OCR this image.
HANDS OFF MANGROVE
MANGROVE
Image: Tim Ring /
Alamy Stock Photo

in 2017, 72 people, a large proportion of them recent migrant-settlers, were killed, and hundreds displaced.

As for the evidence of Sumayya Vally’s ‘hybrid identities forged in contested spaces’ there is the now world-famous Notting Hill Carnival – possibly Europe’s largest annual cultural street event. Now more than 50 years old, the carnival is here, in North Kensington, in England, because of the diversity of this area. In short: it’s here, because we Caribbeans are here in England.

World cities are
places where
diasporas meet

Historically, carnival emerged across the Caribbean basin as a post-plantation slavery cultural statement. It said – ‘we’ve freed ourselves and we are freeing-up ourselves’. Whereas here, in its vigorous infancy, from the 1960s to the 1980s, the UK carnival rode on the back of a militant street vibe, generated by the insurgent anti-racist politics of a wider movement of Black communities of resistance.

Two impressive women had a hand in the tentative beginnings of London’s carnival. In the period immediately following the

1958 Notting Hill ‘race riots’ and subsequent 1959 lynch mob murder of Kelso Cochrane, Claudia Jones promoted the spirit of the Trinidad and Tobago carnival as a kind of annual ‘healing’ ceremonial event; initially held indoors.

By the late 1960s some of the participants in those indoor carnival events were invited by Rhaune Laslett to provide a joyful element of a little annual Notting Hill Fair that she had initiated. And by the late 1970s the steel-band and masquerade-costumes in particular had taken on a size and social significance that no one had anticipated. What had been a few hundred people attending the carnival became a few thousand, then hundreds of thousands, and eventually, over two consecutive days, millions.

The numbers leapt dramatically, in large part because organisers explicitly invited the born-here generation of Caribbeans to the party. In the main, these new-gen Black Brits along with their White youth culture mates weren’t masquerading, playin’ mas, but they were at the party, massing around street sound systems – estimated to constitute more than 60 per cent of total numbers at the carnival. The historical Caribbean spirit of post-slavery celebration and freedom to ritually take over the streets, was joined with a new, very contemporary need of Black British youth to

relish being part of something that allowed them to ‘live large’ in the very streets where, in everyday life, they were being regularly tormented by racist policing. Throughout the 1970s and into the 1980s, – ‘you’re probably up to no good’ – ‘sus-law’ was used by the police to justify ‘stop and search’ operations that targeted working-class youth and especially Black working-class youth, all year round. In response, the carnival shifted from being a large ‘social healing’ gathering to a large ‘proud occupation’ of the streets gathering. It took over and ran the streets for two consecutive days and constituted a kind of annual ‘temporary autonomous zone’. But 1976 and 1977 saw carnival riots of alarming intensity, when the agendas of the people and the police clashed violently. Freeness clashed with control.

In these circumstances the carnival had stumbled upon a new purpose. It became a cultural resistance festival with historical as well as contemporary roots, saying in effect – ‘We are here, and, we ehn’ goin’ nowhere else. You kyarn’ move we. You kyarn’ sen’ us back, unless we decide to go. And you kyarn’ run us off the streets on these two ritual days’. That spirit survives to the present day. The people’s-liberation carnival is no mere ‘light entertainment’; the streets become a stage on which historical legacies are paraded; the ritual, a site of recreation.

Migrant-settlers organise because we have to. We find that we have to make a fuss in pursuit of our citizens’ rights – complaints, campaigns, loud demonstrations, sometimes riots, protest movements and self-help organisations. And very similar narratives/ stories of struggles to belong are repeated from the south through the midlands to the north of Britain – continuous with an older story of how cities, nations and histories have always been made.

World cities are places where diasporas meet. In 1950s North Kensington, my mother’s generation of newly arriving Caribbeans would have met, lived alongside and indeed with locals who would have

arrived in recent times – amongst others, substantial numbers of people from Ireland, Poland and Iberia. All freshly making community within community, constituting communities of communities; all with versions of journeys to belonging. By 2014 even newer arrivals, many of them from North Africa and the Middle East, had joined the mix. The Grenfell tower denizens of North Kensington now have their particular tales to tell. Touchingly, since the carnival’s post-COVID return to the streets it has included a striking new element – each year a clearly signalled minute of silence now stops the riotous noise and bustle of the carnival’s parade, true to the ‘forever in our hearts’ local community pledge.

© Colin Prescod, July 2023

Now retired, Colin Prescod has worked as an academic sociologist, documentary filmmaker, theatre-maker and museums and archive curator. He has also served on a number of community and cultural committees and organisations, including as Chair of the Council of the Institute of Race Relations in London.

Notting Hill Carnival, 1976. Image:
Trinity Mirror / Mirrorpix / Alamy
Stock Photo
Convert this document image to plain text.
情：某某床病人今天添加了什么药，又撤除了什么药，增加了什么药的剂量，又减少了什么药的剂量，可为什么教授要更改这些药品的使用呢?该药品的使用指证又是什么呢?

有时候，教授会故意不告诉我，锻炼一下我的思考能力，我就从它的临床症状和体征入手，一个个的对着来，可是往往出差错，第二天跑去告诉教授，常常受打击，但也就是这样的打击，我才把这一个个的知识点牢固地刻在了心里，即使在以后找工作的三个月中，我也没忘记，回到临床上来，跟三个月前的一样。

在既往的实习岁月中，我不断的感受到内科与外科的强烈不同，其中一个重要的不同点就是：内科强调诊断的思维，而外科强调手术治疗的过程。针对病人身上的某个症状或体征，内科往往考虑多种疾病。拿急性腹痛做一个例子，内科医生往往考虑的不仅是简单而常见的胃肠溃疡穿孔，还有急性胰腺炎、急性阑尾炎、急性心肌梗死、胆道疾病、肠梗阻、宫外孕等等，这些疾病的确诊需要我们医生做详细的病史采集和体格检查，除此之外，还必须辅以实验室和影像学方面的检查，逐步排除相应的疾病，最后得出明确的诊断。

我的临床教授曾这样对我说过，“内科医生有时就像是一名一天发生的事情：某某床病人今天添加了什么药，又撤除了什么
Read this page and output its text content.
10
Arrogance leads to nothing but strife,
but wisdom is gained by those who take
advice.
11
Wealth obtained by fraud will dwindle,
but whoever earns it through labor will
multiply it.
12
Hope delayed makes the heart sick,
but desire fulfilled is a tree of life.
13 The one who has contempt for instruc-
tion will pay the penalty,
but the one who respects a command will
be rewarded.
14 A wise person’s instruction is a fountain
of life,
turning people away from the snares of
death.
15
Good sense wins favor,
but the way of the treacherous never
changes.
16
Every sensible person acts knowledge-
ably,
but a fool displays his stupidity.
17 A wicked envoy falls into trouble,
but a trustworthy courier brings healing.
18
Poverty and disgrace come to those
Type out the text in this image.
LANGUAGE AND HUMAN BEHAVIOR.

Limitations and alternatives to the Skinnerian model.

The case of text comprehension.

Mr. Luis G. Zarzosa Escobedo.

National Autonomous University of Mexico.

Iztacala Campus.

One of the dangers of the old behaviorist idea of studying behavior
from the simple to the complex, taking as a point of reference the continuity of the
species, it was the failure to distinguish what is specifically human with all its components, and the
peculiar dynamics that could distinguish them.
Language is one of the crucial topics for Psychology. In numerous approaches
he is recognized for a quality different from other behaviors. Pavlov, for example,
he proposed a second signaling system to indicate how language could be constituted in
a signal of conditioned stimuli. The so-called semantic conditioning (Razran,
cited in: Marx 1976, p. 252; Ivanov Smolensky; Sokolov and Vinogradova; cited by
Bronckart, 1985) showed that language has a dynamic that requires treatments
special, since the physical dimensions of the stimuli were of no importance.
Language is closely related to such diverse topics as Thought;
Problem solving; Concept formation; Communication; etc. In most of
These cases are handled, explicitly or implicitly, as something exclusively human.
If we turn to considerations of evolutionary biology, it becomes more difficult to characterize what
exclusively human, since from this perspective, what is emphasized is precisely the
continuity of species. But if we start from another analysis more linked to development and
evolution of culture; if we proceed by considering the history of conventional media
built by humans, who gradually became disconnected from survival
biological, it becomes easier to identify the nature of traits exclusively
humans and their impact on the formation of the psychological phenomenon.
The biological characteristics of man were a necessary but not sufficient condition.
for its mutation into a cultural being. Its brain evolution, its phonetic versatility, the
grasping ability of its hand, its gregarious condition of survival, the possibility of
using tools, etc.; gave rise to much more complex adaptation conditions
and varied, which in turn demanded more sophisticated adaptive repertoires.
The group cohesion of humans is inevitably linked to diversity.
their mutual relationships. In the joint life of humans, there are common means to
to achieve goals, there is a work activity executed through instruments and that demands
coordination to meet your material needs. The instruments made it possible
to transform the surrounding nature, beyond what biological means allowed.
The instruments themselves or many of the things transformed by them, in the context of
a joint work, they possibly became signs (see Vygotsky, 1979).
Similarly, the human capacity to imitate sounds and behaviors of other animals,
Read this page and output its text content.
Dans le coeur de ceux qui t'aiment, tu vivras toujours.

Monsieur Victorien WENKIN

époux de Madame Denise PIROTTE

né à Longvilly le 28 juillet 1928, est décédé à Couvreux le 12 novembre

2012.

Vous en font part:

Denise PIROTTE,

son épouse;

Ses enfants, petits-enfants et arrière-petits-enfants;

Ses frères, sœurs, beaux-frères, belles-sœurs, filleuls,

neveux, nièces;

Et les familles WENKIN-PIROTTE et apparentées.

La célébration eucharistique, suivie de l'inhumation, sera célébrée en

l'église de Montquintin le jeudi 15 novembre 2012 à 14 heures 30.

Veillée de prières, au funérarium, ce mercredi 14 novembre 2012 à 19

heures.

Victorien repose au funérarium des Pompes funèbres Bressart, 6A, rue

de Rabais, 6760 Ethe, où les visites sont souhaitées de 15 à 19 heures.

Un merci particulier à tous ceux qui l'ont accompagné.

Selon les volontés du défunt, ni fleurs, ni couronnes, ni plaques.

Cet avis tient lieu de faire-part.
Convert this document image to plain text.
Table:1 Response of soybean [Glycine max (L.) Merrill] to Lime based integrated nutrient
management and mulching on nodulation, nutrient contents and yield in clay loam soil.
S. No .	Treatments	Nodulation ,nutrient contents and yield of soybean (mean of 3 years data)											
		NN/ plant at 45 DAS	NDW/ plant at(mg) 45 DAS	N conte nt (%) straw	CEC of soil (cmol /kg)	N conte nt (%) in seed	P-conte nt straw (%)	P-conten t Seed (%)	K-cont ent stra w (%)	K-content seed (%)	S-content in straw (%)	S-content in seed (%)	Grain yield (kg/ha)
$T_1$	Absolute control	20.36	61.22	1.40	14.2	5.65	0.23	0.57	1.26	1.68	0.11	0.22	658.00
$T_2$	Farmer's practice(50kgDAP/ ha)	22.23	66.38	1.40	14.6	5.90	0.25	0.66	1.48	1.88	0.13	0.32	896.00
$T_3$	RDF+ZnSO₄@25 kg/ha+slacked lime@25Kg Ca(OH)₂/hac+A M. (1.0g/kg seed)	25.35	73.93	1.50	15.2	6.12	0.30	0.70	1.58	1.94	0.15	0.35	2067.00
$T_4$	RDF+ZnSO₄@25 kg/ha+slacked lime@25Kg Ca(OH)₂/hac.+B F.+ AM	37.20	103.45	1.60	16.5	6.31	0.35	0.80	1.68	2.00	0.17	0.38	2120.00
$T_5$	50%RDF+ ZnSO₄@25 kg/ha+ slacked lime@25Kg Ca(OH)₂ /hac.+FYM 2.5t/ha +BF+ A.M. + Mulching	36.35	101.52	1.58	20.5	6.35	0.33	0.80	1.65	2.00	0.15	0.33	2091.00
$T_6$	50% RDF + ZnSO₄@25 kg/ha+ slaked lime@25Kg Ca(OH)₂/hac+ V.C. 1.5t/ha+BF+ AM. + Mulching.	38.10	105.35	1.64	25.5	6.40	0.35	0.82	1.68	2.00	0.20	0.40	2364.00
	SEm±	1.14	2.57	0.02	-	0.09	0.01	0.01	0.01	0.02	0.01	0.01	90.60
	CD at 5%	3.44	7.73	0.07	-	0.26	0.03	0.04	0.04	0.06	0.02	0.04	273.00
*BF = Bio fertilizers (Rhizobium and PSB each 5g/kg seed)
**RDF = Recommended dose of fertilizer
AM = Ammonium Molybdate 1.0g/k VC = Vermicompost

————

> Short problem: Return only those lines of the records that contain the string "stimuli".

> Solution for this problem:
a signal of conditioned stimuli. The so-called semantic conditioning (Razran,
special, since the physical dimensions of the stimuli were of no importance.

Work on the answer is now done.